■ **WHAT THE EXERCISE ASKS**
Retype all of the data. Every line must match exactly.

begin LISTED ENTRIES

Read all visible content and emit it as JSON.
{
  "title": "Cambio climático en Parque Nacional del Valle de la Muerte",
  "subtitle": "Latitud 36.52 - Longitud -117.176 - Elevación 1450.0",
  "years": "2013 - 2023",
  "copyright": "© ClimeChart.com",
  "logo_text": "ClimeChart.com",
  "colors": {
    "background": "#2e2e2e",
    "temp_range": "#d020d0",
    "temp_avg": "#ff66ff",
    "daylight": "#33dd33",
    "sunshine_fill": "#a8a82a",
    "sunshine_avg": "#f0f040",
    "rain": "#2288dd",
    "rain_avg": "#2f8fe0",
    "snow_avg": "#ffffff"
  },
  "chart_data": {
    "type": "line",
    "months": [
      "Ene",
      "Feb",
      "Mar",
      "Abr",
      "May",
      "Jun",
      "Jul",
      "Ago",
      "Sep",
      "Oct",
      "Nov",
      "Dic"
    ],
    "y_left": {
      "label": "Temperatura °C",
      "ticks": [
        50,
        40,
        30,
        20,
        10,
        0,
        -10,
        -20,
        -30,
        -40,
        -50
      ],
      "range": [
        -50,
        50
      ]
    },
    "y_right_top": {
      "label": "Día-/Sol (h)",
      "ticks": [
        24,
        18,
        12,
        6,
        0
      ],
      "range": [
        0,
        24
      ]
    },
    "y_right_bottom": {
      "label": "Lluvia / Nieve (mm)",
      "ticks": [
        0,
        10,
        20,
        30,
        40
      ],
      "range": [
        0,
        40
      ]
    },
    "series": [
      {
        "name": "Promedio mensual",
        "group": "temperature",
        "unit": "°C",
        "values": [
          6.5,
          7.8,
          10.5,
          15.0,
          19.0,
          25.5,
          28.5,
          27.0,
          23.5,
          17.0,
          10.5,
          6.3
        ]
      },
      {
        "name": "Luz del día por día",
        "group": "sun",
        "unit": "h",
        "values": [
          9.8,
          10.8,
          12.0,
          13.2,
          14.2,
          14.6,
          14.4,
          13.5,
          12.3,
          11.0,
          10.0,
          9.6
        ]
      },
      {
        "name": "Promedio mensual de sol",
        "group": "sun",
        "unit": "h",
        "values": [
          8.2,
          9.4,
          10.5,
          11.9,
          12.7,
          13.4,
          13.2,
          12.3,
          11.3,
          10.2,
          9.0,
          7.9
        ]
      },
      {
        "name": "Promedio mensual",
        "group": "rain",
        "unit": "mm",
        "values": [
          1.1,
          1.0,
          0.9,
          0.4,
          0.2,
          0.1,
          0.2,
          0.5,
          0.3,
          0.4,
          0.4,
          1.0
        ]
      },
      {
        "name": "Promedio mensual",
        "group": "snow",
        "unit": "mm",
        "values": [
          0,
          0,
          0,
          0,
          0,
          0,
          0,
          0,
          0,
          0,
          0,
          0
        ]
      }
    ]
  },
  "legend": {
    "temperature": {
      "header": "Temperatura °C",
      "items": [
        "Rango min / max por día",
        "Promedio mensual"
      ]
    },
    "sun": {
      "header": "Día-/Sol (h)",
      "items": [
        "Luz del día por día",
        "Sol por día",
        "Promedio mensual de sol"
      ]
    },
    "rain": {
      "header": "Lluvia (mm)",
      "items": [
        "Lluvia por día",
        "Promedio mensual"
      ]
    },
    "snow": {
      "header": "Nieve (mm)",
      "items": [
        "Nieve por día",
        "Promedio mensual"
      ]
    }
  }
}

end LISTED ENTRIES

■ **TASK RESULT**
Read all visible content and emit it as JSON.
{
  "title": "Cambio climático en Parque Nacional del Valle de la Muerte",
  "subtitle": "Latitud 36.52 - Longitud -117.176 - Elevación 1450.0",
  "years": "2013 - 2023",
  "copyright": "© ClimeChart.com",
  "logo_text": "ClimeChart.com",
  "colors": {
    "background": "#2e2e2e",
    "temp_range": "#d020d0",
    "temp_avg": "#ff66ff",
    "daylight": "#33dd33",
    "sunshine_fill": "#a8a82a",
    "sunshine_avg": "#f0f040",
    "rain": "#2288dd",
    "rain_avg": "#2f8fe0",
    "snow_avg": "#ffffff"
  },
  "chart_data": {
    "type": "line",
    "months": [
      "Ene",
      "Feb",
      "Mar",
      "Abr",
      "May",
      "Jun",
      "Jul",
      "Ago",
      "Sep",
      "Oct",
      "Nov",
      "Dic"
    ],
    "y_left": {
      "label": "Temperatura °C",
      "ticks": [
        50,
        40,
        30,
        20,
        10,
        0,
        -10,
        -20,
        -30,
        -40,
        -50
      ],
      "range": [
        -50,
        50
      ]
    },
    "y_right_top": {
      "label": "Día-/Sol (h)",
      "ticks": [
        24,
        18,
        12,
        6,
        0
      ],
      "range": [
        0,
        24
      ]
    },
    "y_right_bottom": {
      "label": "Lluvia / Nieve (mm)",
      "ticks": [
        0,
        10,
        20,
        30,
        40
      ],
      "range": [
        0,
        40
      ]
    },
    "series": [
      {
        "name": "Promedio mensual",
        "group": "temperature",
        "unit": "°C",
        "values": [
          6.5,
          7.8,
          10.5,
          15.0,
          19.0,
          25.5,
          28.5,
          27.0,
          23.5,
          17.0,
          10.5,
          6.3
        ]
      },
      {
        "name": "Luz del día por día",
        "group": "sun",
        "unit": "h",
        "values": [
          9.8,
          10.8,
          12.0,
          13.2,
          14.2,
          14.6,
          14.4,
          13.5,
          12.3,
          11.0,
          10.0,
          9.6
        ]
      },
      {
        "name": "Promedio mensual de sol",
        "group": "sun",
        "unit": "h",
        "values": [
          8.2,
          9.4,
          10.5,
          11.9,
          12.7,
          13.4,
          13.2,
          12.3,
          11.3,
          10.2,
          9.0,
          7.9
        ]
      },
      {
        "name": "Promedio mensual",
        "group": "rain",
        "unit": "mm",
        "values": [
          1.1,
          1.0,
          0.9,
          0.4,
          0.2,
          0.1,
          0.2,
          0.5,
          0.3,
          0.4,
          0.4,
          1.0
        ]
      },
      {
        "name": "Promedio mensual",
        "group": "snow",
        "unit": "mm",
        "values": [
          0,
          0,
          0,
          0,
          0,
          0,
          0,
          0,
          0,
          0,
          0,
          0
        ]
      }
    ]
  },
  "legend": {
    "temperature": {
      "header": "Temperatura °C",
      "items": [
        "Rango min / max por día",
        "Promedio mensual"
      ]
    },
    "sun": {
      "header": "Día-/Sol (h)",
      "items": [
        "Luz del día por día",
        "Sol por día",
        "Promedio mensual de sol"
      ]
    },
    "rain": {
      "header": "Lluvia (mm)",
      "items": [
        "Lluvia por día",
        "Promedio mensual"
      ]
    },
    "snow": {
      "header": "Nieve (mm)",
      "items": [
        "Nieve por día",
        "Promedio mensual"
      ]
    }
  }
}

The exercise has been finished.